## What you are asked to do
The records below are to be quoted in full; please keep every word exact.

## Input data
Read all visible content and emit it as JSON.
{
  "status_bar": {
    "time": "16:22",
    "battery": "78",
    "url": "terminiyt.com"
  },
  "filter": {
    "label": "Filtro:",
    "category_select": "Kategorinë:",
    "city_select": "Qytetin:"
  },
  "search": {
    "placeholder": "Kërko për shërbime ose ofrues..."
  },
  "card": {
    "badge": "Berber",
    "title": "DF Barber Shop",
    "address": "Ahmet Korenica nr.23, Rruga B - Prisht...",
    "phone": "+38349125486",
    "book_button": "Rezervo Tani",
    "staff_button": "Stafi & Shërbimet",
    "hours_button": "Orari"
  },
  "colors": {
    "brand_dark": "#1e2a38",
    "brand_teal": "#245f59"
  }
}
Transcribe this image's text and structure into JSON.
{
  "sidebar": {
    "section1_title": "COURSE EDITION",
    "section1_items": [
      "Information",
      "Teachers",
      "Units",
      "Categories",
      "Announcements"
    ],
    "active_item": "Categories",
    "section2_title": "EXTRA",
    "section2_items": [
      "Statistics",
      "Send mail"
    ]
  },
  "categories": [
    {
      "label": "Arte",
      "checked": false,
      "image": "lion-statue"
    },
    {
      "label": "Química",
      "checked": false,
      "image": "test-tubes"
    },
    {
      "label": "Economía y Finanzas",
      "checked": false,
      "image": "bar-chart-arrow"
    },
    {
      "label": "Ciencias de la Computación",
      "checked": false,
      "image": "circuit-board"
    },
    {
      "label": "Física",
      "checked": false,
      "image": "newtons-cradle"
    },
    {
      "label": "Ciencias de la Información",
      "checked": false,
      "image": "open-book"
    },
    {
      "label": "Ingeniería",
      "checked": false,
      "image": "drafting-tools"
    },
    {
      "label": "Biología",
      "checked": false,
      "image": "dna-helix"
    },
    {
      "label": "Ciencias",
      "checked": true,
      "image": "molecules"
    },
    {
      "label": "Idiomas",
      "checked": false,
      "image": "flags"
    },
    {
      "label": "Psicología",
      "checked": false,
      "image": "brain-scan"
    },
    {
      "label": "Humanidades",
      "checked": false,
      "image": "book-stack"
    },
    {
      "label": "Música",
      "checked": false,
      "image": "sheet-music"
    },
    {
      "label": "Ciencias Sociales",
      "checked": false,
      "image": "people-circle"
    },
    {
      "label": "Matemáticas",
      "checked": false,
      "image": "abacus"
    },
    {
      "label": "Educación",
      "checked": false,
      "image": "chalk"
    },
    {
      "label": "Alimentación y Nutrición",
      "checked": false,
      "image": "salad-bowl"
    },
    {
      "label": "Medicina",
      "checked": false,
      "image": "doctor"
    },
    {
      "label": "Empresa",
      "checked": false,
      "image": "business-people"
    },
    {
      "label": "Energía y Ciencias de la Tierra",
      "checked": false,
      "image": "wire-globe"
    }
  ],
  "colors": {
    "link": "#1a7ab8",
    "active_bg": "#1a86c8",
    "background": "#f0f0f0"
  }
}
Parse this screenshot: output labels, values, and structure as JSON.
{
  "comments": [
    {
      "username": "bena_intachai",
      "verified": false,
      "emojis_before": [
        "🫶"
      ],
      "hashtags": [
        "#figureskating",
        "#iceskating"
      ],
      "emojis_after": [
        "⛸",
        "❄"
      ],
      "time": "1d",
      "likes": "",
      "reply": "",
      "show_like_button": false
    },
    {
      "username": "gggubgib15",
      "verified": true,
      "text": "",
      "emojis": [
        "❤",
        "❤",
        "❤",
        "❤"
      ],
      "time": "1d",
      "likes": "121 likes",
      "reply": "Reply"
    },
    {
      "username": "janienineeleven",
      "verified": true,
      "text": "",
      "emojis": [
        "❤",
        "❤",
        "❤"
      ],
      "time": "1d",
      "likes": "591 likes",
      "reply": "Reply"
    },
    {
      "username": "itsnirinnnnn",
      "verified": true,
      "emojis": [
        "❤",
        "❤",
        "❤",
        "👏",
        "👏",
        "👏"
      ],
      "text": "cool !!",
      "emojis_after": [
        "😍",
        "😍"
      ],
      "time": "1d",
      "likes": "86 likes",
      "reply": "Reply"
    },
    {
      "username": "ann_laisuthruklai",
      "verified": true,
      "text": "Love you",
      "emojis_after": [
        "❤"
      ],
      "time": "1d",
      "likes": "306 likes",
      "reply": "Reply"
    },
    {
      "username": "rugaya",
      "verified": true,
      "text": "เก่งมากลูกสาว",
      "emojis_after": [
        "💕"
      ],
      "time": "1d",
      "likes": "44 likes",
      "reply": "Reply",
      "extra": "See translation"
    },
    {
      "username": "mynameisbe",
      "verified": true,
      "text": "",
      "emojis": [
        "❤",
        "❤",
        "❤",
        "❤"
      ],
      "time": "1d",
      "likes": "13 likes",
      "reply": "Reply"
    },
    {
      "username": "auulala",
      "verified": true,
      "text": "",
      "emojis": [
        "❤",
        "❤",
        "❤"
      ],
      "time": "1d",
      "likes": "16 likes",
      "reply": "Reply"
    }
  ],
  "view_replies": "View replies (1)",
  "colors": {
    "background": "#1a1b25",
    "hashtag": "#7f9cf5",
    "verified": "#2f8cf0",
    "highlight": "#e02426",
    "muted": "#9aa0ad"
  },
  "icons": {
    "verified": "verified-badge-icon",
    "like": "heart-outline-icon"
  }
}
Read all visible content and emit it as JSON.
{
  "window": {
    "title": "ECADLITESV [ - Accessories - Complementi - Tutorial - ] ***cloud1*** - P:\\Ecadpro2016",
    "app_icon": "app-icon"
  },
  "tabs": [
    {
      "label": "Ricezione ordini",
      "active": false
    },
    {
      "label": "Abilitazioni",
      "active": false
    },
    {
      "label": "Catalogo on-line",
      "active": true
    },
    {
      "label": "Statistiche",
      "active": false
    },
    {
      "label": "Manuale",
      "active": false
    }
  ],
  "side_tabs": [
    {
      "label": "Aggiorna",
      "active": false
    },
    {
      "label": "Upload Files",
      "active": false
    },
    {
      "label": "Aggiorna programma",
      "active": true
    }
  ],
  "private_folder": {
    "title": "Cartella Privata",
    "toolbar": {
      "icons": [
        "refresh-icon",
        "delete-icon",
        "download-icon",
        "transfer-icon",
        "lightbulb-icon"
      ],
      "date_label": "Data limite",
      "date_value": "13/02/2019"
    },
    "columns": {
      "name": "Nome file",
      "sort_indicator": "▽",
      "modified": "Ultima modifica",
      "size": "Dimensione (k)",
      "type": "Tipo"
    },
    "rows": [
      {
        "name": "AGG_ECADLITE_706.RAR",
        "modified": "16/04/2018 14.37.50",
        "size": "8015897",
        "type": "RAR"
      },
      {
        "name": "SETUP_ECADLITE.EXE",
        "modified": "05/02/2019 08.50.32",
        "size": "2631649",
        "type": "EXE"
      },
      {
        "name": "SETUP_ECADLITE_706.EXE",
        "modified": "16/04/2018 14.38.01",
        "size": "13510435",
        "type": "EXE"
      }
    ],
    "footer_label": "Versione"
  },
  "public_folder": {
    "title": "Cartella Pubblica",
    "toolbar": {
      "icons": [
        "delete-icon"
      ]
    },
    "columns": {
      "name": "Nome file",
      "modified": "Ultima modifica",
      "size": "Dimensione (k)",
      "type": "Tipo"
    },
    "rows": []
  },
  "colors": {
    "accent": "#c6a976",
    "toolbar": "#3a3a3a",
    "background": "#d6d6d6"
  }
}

## Expected output
Read all visible content and emit it as JSON.
{
  "status_bar": {
    "time": "16:22",
    "battery": "78",
    "url": "terminiyt.com"
  },
  "filter": {
    "label": "Filtro:",
    "category_select": "Kategorinë:",
    "city_select": "Qytetin:"
  },
  "search": {
    "placeholder": "Kërko për shërbime ose ofrues..."
  },
  "card": {
    "badge": "Berber",
    "title": "DF Barber Shop",
    "address": "Ahmet Korenica nr.23, Rruga B - Prisht...",
    "phone": "+38349125486",
    "book_button": "Rezervo Tani",
    "staff_button": "Stafi & Shërbimet",
    "hours_button": "Orari"
  },
  "colors": {
    "brand_dark": "#1e2a38",
    "brand_teal": "#245f59"
  }
}
Transcribe this image's text and structure into JSON.
{
  "sidebar": {
    "section1_title": "COURSE EDITION",
    "section1_items": [
      "Information",
      "Teachers",
      "Units",
      "Categories",
      "Announcements"
    ],
    "active_item": "Categories",
    "section2_title": "EXTRA",
    "section2_items": [
      "Statistics",
      "Send mail"
    ]
  },
  "categories": [
    {
      "label": "Arte",
      "checked": false,
      "image": "lion-statue"
    },
    {
      "label": "Química",
      "checked": false,
      "image": "test-tubes"
    },
    {
      "label": "Economía y Finanzas",
      "checked": false,
      "image": "bar-chart-arrow"
    },
    {
      "label": "Ciencias de la Computación",
      "checked": false,
      "image": "circuit-board"
    },
    {
      "label": "Física",
      "checked": false,
      "image": "newtons-cradle"
    },
    {
      "label": "Ciencias de la Información",
      "checked": false,
      "image": "open-book"
    },
    {
      "label": "Ingeniería",
      "checked": false,
      "image": "drafting-tools"
    },
    {
      "label": "Biología",
      "checked": false,
      "image": "dna-helix"
    },
    {
      "label": "Ciencias",
      "checked": true,
      "image": "molecules"
    },
    {
      "label": "Idiomas",
      "checked": false,
      "image": "flags"
    },
    {
      "label": "Psicología",
      "checked": false,
      "image": "brain-scan"
    },
    {
      "label": "Humanidades",
      "checked": false,
      "image": "book-stack"
    },
    {
      "label": "Música",
      "checked": false,
      "image": "sheet-music"
    },
    {
      "label": "Ciencias Sociales",
      "checked": false,
      "image": "people-circle"
    },
    {
      "label": "Matemáticas",
      "checked": false,
      "image": "abacus"
    },
    {
      "label": "Educación",
      "checked": false,
      "image": "chalk"
    },
    {
      "label": "Alimentación y Nutrición",
      "checked": false,
      "image": "salad-bowl"
    },
    {
      "label": "Medicina",
      "checked": false,
      "image": "doctor"
    },
    {
      "label": "Empresa",
      "checked": false,
      "image": "business-people"
    },
    {
      "label": "Energía y Ciencias de la Tierra",
      "checked": false,
      "image": "wire-globe"
    }
  ],
  "colors": {
    "link": "#1a7ab8",
    "active_bg": "#1a86c8",
    "background": "#f0f0f0"
  }
}
Parse this screenshot: output labels, values, and structure as JSON.
{
  "comments": [
    {
      "username": "bena_intachai",
      "verified": false,
      "emojis_before": [
        "🫶"
      ],
      "hashtags": [
        "#figureskating",
        "#iceskating"
      ],
      "emojis_after": [
        "⛸",
        "❄"
      ],
      "time": "1d",
      "likes": "",
      "reply": "",
      "show_like_button": false
    },
    {
      "username": "gggubgib15",
      "verified": true,
      "text": "",
      "emojis": [
        "❤",
        "❤",
        "❤",
        "❤"
      ],
      "time": "1d",
      "likes": "121 likes",
      "reply": "Reply"
    },
    {
      "username": "janienineeleven",
      "verified": true,
      "text": "",
      "emojis": [
        "❤",
        "❤",
        "❤"
      ],
      "time": "1d",
      "likes": "591 likes",
      "reply": "Reply"
    },
    {
      "username": "itsnirinnnnn",
      "verified": true,
      "emojis": [
        "❤",
        "❤",
        "❤",
        "👏",
        "👏",
        "👏"
      ],
      "text": "cool !!",
      "emojis_after": [
        "😍",
        "😍"
      ],
      "time": "1d",
      "likes": "86 likes",
      "reply": "Reply"
    },
    {
      "username": "ann_laisuthruklai",
      "verified": true,
      "text": "Love you",
      "emojis_after": [
        "❤"
      ],
      "time": "1d",
      "likes": "306 likes",
      "reply": "Reply"
    },
    {
      "username": "rugaya",
      "verified": true,
      "text": "เก่งมากลูกสาว",
      "emojis_after": [
        "💕"
      ],
      "time": "1d",
      "likes": "44 likes",
      "reply": "Reply",
      "extra": "See translation"
    },
    {
      "username": "mynameisbe",
      "verified": true,
      "text": "",
      "emojis": [
        "❤",
        "❤",
        "❤",
        "❤"
      ],
      "time": "1d",
      "likes": "13 likes",
      "reply": "Reply"
    },
    {
      "username": "auulala",
      "verified": true,
      "text": "",
      "emojis": [
        "❤",
        "❤",
        "❤"
      ],
      "time": "1d",
      "likes": "16 likes",
      "reply": "Reply"
    }
  ],
  "view_replies": "View replies (1)",
  "colors": {
    "background": "#1a1b25",
    "hashtag": "#7f9cf5",
    "verified": "#2f8cf0",
    "highlight": "#e02426",
    "muted": "#9aa0ad"
  },
  "icons": {
    "verified": "verified-badge-icon",
    "like": "heart-outline-icon"
  }
}
Read all visible content and emit it as JSON.
{
  "window": {
    "title": "ECADLITESV [ - Accessories - Complementi - Tutorial - ] ***cloud1*** - P:\\Ecadpro2016",
    "app_icon": "app-icon"
  },
  "tabs": [
    {
      "label": "Ricezione ordini",
      "active": false
    },
    {
      "label": "Abilitazioni",
      "active": false
    },
    {
      "label": "Catalogo on-line",
      "active": true
    },
    {
      "label": "Statistiche",
      "active": false
    },
    {
      "label": "Manuale",
      "active": false
    }
  ],
  "side_tabs": [
    {
      "label": "Aggiorna",
      "active": false
    },
    {
      "label": "Upload Files",
      "active": false
    },
    {
      "label": "Aggiorna programma",
      "active": true
    }
  ],
  "private_folder": {
    "title": "Cartella Privata",
    "toolbar": {
      "icons": [
        "refresh-icon",
        "delete-icon",
        "download-icon",
        "transfer-icon",
        "lightbulb-icon"
      ],
      "date_label": "Data limite",
      "date_value": "13/02/2019"
    },
    "columns": {
      "name": "Nome file",
      "sort_indicator": "▽",
      "modified": "Ultima modifica",
      "size": "Dimensione (k)",
      "type": "Tipo"
    },
    "rows": [
      {
        "name": "AGG_ECADLITE_706.RAR",
        "modified": "16/04/2018 14.37.50",
        "size": "8015897",
        "type": "RAR"
      },
      {
        "name": "SETUP_ECADLITE.EXE",
        "modified": "05/02/2019 08.50.32",
        "size": "2631649",
        "type": "EXE"
      },
      {
        "name": "SETUP_ECADLITE_706.EXE",
        "modified": "16/04/2018 14.38.01",
        "size": "13510435",
        "type": "EXE"
      }
    ],
    "footer_label": "Versione"
  },
  "public_folder": {
    "title": "Cartella Pubblica",
    "toolbar": {
      "icons": [
        "delete-icon"
      ]
    },
    "columns": {
      "name": "Nome file",
      "modified": "Ultima modifica",
      "size": "Dimensione (k)",
      "type": "Tipo"
    },
    "rows": []
  },
  "colors": {
    "accent": "#c6a976",
    "toolbar": "#3a3a3a",
    "background": "#d6d6d6"
  }
}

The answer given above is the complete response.